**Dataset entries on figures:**
[start]

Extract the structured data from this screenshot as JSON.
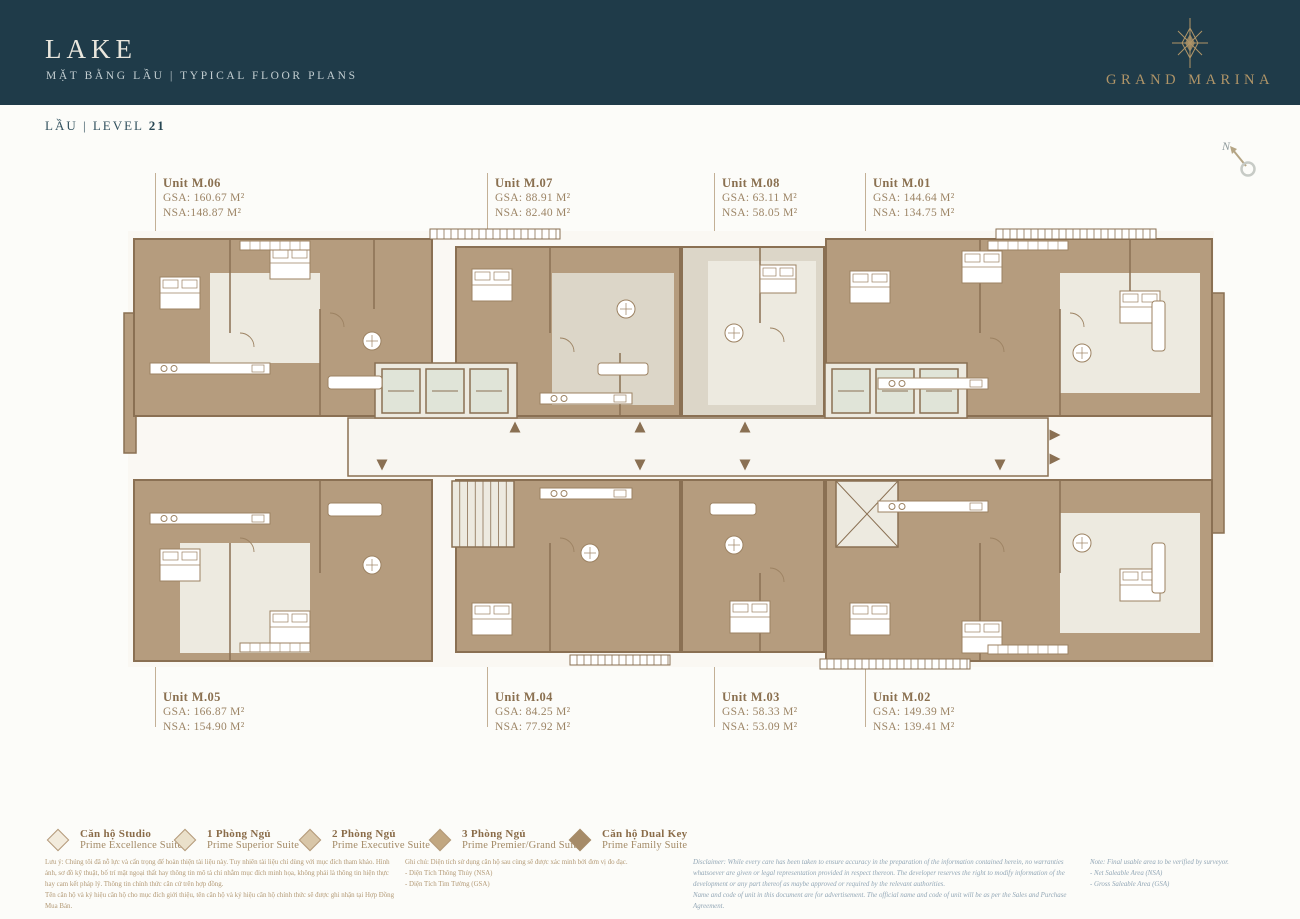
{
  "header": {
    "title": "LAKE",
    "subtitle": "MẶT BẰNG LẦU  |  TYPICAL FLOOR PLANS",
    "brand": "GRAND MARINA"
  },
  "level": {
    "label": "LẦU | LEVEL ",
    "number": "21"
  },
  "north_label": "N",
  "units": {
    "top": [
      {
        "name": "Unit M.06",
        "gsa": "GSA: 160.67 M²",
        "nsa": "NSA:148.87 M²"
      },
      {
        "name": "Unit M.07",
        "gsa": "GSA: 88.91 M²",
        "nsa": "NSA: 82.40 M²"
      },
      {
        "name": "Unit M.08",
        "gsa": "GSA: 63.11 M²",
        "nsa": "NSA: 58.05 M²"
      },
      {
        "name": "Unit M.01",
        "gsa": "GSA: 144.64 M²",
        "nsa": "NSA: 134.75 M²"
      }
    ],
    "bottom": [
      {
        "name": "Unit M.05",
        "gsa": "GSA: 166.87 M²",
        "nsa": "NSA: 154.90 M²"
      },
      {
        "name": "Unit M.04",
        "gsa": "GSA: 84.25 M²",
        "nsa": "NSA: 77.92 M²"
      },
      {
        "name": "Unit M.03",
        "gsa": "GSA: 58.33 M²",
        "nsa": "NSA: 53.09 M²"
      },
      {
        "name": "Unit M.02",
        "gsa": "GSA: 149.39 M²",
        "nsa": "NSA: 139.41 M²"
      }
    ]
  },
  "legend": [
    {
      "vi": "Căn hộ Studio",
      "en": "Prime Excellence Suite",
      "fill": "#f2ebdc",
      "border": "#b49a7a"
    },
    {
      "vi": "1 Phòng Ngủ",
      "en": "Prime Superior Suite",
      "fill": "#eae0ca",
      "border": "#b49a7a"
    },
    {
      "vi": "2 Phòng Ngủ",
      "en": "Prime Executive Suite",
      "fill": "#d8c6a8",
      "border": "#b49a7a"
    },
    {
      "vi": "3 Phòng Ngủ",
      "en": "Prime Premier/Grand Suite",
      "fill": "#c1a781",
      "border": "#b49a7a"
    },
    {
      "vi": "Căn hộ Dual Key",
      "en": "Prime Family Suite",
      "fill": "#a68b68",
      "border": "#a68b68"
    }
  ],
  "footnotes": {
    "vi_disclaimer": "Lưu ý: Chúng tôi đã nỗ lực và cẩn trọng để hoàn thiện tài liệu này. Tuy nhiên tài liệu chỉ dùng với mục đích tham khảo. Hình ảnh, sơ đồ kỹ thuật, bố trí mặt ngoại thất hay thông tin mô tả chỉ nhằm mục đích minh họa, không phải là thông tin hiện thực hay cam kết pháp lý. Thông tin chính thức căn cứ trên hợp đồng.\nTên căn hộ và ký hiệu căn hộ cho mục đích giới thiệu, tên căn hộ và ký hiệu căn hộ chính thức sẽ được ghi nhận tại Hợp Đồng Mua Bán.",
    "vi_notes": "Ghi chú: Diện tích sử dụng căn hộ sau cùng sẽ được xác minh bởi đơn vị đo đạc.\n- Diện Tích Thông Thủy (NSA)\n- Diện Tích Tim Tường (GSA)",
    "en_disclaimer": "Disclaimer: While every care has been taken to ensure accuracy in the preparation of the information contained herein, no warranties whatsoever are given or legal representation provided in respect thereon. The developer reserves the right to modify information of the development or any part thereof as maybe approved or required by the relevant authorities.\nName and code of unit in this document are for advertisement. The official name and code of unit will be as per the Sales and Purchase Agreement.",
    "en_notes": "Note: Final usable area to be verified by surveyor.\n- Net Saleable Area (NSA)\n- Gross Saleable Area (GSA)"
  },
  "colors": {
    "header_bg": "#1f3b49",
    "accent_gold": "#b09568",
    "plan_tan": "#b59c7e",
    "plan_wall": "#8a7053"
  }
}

[end]
[start]

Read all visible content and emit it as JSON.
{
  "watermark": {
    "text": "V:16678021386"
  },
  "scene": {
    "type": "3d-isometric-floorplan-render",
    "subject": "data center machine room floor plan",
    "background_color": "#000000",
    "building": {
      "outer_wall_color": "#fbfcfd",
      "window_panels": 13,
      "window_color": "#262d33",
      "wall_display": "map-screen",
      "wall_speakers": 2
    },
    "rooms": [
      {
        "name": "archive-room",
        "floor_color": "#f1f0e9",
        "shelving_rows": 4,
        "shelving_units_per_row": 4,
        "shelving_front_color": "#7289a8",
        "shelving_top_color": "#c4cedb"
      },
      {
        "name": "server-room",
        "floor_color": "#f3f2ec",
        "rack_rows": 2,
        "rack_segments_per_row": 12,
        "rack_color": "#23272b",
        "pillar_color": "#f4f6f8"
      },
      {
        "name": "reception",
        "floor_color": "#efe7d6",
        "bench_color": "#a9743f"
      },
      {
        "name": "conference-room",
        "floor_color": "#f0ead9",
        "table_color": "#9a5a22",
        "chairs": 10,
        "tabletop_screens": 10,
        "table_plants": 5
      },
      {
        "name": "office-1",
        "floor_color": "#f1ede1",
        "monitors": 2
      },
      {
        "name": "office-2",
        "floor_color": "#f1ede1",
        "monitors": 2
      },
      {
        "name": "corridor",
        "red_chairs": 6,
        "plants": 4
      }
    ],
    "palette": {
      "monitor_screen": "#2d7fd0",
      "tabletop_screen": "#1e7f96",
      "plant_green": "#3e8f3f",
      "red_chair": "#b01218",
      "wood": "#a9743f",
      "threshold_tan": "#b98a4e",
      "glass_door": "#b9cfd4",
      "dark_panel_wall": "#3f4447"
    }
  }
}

[end]

**Aim:** Using the records above, gather all lines where the string "Phòng" is present.

**Output for this task:**
      "vi": "1 Phòng Ngủ",
      "vi": "2 Phòng Ngủ",
      "vi": "3 Phòng Ngủ",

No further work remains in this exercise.